**Task data**:

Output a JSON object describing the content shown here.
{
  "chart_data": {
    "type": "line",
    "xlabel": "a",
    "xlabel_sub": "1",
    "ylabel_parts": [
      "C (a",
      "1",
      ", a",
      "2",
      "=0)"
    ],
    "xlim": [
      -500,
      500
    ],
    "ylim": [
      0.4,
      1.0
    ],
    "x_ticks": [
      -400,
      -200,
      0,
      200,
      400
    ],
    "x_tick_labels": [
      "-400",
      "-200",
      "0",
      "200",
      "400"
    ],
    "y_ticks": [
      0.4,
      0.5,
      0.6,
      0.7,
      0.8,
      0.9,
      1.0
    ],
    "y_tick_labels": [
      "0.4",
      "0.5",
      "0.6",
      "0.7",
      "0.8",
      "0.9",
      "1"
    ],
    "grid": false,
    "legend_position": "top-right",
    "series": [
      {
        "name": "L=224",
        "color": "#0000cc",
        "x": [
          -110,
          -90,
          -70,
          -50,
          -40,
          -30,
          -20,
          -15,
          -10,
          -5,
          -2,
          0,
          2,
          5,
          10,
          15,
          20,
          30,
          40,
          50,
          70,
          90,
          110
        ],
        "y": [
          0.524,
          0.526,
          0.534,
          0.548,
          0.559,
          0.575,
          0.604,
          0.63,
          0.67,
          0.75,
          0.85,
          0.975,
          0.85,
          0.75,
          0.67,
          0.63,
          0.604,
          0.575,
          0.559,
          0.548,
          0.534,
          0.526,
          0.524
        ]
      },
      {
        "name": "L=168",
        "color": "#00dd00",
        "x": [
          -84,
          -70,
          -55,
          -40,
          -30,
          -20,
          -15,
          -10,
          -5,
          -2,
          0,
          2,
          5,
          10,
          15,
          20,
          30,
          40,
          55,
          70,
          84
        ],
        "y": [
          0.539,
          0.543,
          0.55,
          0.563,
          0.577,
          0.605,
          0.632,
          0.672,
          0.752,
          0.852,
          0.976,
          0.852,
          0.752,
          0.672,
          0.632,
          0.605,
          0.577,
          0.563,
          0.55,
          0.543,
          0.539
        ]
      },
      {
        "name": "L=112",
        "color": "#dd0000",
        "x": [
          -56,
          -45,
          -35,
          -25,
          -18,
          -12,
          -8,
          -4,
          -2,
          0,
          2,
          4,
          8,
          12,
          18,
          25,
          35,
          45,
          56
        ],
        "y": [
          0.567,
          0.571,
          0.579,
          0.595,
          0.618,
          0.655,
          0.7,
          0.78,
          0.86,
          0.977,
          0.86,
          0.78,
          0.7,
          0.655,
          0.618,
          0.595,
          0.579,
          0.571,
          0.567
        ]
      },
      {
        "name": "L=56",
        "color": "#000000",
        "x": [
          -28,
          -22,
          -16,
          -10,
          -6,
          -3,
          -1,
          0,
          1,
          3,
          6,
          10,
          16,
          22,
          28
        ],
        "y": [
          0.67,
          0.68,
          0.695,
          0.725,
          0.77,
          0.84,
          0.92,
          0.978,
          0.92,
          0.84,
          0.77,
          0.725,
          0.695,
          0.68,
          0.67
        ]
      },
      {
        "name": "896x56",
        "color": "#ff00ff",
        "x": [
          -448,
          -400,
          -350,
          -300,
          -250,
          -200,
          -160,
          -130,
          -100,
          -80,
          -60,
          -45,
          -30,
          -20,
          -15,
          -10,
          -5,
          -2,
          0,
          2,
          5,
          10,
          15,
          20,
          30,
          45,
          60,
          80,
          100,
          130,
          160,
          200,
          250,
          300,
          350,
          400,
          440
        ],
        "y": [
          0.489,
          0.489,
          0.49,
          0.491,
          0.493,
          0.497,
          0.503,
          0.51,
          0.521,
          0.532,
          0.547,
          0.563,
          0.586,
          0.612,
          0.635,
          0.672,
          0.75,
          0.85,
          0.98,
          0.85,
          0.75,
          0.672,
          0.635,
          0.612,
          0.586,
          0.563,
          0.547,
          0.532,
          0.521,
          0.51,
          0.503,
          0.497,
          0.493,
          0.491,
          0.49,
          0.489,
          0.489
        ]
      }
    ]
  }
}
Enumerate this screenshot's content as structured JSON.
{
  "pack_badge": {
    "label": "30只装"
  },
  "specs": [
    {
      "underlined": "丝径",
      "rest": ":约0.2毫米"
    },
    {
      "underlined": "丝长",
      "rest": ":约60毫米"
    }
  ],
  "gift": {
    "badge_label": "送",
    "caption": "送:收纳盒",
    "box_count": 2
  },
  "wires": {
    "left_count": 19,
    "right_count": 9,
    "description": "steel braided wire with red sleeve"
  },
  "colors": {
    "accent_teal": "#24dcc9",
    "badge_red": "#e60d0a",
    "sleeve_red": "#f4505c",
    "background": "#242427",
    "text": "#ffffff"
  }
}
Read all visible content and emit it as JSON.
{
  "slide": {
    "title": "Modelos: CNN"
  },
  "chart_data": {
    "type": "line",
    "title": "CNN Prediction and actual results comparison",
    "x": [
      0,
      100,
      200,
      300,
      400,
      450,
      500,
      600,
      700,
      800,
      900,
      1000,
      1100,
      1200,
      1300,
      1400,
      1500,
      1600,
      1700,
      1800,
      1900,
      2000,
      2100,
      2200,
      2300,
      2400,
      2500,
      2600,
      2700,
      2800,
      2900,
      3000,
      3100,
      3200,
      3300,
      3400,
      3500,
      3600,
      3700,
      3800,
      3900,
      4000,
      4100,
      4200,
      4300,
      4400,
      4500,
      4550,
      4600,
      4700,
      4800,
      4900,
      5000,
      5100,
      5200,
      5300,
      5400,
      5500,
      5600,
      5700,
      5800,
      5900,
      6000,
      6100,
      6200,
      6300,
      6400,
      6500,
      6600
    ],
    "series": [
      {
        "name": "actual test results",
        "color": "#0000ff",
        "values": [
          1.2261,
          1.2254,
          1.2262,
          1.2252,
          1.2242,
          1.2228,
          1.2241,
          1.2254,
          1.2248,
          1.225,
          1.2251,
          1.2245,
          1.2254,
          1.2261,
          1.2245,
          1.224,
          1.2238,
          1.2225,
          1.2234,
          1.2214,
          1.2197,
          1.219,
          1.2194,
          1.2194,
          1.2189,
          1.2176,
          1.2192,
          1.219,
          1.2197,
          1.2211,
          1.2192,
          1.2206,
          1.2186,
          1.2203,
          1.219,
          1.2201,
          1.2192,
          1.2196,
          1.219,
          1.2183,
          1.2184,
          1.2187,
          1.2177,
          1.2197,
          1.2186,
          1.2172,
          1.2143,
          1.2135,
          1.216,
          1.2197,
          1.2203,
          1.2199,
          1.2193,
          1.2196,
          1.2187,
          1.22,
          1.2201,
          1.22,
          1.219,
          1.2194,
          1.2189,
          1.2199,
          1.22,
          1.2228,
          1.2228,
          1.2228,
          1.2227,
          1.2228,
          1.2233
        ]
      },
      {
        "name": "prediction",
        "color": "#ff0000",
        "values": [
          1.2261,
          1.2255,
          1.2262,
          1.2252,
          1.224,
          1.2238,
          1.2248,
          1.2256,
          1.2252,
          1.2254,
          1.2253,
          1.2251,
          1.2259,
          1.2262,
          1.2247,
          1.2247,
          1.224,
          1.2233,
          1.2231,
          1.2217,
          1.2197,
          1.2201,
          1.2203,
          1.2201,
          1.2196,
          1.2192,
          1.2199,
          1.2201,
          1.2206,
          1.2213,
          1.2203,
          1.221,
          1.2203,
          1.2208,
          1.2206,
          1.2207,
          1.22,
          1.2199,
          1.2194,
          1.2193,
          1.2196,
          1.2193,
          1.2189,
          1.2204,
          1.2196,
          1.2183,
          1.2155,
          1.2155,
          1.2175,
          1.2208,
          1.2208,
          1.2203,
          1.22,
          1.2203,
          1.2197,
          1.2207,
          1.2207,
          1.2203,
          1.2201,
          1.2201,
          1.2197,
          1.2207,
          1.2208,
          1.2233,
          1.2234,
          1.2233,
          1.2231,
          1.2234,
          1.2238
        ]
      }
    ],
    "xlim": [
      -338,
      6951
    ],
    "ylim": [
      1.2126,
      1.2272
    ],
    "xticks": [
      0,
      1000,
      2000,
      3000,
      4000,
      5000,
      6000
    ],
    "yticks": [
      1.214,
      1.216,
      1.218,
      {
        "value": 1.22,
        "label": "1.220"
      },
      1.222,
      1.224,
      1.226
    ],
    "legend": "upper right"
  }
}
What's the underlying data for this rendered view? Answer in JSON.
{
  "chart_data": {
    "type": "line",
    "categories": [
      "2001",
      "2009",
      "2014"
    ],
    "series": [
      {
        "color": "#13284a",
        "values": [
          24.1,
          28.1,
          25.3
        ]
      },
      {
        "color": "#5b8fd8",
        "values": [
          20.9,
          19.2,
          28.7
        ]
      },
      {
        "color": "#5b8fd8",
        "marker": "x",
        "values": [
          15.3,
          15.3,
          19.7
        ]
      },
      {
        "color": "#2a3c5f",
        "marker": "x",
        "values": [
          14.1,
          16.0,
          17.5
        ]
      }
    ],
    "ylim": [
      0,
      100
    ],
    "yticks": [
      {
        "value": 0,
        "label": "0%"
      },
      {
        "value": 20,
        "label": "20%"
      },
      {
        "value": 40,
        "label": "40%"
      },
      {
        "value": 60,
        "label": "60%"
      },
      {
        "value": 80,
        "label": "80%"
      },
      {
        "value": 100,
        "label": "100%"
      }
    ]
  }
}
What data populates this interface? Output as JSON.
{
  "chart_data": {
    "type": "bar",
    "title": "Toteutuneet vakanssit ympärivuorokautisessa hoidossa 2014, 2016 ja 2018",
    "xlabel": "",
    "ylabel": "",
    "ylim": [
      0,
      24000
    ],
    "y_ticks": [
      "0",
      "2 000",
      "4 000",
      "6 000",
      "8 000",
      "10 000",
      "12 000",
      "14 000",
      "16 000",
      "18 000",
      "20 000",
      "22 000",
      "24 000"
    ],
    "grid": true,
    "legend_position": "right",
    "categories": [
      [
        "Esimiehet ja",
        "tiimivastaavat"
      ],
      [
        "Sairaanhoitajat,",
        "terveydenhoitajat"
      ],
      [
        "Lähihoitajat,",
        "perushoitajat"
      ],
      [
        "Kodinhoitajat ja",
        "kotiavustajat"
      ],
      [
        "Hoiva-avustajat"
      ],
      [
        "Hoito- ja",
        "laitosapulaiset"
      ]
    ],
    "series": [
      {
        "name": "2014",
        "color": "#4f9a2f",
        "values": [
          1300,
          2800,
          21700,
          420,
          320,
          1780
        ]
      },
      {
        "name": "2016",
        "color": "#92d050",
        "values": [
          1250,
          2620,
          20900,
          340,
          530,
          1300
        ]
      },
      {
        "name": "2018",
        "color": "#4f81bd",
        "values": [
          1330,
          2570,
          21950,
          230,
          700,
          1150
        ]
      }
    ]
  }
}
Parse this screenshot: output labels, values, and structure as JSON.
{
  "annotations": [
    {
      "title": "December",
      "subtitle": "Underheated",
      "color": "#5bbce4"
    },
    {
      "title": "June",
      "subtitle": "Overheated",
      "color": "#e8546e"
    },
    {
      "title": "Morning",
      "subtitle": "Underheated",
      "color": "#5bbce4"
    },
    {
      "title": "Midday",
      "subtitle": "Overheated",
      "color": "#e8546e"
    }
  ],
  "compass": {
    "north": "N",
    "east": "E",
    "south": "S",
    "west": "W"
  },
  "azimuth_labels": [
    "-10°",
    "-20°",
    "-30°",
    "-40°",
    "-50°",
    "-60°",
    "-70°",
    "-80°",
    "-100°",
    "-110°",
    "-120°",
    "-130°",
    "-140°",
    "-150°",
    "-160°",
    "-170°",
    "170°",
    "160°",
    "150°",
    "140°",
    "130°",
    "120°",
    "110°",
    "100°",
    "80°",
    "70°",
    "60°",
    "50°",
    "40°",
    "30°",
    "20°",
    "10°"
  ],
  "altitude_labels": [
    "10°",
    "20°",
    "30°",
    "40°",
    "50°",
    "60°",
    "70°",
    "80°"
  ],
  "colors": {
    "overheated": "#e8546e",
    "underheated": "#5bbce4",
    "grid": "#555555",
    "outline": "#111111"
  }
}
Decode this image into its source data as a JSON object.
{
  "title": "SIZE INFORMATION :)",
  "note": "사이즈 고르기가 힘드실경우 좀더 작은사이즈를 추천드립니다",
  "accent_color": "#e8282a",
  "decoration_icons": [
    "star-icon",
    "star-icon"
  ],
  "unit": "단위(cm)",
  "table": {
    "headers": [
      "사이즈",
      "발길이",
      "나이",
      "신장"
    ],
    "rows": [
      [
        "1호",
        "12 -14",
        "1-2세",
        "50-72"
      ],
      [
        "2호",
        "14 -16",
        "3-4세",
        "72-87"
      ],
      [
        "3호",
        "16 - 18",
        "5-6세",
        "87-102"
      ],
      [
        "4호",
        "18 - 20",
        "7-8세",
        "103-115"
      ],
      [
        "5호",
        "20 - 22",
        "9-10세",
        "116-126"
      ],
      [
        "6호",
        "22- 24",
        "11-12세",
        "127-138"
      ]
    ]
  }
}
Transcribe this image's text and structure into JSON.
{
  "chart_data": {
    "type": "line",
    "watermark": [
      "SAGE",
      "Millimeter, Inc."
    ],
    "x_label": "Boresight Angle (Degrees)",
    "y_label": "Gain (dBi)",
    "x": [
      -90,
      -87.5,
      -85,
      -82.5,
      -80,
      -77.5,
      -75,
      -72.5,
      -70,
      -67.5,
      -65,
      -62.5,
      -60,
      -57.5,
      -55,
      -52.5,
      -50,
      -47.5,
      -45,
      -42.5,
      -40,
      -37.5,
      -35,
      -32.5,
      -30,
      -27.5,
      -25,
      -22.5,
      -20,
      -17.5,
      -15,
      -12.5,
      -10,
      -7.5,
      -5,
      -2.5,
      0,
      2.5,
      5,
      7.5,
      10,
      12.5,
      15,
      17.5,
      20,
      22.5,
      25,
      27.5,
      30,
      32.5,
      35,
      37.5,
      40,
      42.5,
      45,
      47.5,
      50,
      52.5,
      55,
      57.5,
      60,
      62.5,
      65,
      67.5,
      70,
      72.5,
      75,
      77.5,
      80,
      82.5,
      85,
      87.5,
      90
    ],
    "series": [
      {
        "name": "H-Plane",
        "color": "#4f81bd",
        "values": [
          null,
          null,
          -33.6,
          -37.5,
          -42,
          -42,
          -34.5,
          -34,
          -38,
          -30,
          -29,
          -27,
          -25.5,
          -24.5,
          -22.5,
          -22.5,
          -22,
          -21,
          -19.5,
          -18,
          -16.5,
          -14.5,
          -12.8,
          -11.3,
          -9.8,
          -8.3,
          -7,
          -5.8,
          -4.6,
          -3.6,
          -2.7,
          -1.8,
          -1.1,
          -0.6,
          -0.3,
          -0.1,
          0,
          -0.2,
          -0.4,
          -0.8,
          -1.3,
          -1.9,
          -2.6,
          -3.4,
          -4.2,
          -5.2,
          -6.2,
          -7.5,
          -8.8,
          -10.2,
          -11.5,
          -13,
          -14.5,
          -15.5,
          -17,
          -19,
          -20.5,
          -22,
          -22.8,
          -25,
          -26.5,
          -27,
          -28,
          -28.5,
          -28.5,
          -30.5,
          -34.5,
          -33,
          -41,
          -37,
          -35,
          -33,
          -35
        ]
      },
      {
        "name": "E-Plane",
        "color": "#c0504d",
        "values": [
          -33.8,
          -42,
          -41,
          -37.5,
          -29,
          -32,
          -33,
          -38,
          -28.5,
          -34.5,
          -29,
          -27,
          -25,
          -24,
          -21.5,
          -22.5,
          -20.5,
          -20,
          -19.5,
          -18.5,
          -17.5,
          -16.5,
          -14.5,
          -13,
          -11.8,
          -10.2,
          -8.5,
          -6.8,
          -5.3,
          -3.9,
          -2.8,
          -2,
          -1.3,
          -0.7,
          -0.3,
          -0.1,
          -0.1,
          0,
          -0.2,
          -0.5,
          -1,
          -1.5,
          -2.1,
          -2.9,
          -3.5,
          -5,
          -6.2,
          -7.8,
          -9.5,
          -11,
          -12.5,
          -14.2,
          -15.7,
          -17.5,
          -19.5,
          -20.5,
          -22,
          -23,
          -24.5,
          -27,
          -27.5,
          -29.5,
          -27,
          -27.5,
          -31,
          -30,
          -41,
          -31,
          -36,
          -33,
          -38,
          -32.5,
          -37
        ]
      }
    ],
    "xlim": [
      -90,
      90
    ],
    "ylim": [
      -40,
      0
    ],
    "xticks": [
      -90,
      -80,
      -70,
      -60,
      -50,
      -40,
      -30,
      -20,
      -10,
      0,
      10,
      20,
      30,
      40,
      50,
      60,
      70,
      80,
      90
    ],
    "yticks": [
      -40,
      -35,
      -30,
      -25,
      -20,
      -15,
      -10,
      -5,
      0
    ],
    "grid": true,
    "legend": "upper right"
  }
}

**Description of the task**: Which lines in the data above contain "grid"? Show each one.

**Response to the task**:
    "grid": false,
    "grid": true,
    "grid": "#555555",
    "grid": true,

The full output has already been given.